■ **Exercise**
Each line containing the word "土屋さやかの人形展" must be reported.

Entries taken from a collection
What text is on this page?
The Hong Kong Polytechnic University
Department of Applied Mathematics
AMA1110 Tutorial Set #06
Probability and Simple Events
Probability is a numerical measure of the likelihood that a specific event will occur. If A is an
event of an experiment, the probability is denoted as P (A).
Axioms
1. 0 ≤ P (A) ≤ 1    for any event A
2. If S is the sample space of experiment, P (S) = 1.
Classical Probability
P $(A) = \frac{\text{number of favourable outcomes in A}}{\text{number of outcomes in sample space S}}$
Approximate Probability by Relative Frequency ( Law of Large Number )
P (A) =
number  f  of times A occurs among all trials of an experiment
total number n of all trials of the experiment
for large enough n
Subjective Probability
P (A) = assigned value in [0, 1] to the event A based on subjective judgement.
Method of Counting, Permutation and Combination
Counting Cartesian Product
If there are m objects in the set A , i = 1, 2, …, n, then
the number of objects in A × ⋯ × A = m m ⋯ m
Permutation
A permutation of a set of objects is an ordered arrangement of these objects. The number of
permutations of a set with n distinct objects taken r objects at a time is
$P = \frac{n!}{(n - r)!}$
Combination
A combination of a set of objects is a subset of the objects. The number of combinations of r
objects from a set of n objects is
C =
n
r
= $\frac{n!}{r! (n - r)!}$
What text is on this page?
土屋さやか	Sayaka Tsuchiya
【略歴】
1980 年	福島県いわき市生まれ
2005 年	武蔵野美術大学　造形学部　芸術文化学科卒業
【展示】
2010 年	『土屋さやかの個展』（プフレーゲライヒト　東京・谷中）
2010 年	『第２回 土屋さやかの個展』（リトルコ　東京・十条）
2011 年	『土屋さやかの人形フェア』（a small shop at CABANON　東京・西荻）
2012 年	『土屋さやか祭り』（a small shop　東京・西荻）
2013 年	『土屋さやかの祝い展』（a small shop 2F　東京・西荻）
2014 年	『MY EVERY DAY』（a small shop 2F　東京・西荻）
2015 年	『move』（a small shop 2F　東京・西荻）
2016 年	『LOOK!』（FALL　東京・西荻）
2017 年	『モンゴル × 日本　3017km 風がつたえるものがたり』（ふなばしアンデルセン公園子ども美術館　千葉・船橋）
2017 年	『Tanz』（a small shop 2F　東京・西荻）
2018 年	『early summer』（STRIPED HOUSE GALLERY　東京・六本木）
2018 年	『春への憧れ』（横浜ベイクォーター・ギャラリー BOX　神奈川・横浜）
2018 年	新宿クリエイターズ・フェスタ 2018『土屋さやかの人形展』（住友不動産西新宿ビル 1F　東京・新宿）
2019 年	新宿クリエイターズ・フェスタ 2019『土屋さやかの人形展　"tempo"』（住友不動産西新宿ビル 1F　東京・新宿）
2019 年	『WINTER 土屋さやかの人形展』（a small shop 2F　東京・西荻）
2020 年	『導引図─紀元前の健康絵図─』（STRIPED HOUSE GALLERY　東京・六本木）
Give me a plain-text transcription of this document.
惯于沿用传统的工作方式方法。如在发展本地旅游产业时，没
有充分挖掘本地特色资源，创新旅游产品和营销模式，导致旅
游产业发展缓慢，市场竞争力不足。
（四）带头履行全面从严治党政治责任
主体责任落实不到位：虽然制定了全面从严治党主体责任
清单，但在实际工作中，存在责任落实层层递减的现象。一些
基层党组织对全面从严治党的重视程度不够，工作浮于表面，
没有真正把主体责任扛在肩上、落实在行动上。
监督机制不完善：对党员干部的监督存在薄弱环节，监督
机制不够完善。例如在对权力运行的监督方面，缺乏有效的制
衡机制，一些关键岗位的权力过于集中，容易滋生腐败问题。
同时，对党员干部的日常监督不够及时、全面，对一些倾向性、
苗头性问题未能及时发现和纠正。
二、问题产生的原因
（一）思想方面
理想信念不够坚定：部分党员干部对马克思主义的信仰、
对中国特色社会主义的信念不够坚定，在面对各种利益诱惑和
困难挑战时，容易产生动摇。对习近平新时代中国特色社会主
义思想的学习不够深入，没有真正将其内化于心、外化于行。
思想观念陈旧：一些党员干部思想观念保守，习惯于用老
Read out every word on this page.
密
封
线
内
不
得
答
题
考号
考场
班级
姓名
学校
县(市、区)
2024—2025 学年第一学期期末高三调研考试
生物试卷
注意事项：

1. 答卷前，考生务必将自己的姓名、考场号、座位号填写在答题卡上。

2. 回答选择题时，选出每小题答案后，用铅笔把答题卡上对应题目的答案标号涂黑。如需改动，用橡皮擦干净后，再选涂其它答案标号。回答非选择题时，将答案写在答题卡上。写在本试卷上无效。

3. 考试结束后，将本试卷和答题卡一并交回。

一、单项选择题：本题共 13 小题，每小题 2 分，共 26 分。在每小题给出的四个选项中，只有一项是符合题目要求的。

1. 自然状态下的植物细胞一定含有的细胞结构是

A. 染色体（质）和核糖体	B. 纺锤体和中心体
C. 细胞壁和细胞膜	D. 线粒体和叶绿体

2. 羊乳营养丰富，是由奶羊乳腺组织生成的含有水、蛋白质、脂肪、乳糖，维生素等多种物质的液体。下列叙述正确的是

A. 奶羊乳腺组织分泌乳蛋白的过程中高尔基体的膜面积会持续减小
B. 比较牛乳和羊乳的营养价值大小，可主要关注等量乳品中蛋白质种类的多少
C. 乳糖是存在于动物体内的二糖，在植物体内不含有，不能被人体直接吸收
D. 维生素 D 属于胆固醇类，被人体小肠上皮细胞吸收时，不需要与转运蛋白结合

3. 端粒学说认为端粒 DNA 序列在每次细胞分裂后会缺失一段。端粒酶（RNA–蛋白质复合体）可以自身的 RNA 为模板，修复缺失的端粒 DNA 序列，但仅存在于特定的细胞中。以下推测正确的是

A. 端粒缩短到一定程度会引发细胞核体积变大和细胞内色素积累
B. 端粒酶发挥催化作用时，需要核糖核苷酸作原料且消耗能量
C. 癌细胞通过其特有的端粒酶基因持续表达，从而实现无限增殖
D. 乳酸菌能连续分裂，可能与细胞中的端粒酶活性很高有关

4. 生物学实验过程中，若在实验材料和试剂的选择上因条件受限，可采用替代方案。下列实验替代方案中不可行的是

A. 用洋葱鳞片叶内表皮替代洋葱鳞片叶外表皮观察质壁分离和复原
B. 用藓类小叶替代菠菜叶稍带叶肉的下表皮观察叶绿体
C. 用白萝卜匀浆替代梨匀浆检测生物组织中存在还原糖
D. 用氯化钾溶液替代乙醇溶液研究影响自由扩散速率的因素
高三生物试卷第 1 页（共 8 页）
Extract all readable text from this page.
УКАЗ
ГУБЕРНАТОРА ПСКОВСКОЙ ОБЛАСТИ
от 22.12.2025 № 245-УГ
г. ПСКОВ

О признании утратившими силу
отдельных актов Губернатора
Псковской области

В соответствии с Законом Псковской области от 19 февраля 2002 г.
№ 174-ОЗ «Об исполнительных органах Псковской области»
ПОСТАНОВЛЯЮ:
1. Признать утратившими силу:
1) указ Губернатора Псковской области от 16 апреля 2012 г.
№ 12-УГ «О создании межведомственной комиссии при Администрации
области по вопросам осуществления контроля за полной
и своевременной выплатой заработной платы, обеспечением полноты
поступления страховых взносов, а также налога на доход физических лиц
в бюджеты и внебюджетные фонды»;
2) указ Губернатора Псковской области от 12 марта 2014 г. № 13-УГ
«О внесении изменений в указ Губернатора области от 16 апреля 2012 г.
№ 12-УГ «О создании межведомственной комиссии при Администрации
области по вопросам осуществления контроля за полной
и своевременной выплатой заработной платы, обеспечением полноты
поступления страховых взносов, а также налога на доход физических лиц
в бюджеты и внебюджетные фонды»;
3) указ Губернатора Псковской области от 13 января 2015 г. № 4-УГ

■ **Reply to the task**
2018 年	新宿クリエイターズ・フェスタ 2018『土屋さやかの人形展』（住友不動産西新宿ビル 1F　東京・新宿）
2019 年	新宿クリエイターズ・フェスタ 2019『土屋さやかの人形展　"tempo"』（住友不動産西新宿ビル 1F　東京・新宿）
2019 年	『WINTER 土屋さやかの人形展』（a small shop 2F　東京・西荻）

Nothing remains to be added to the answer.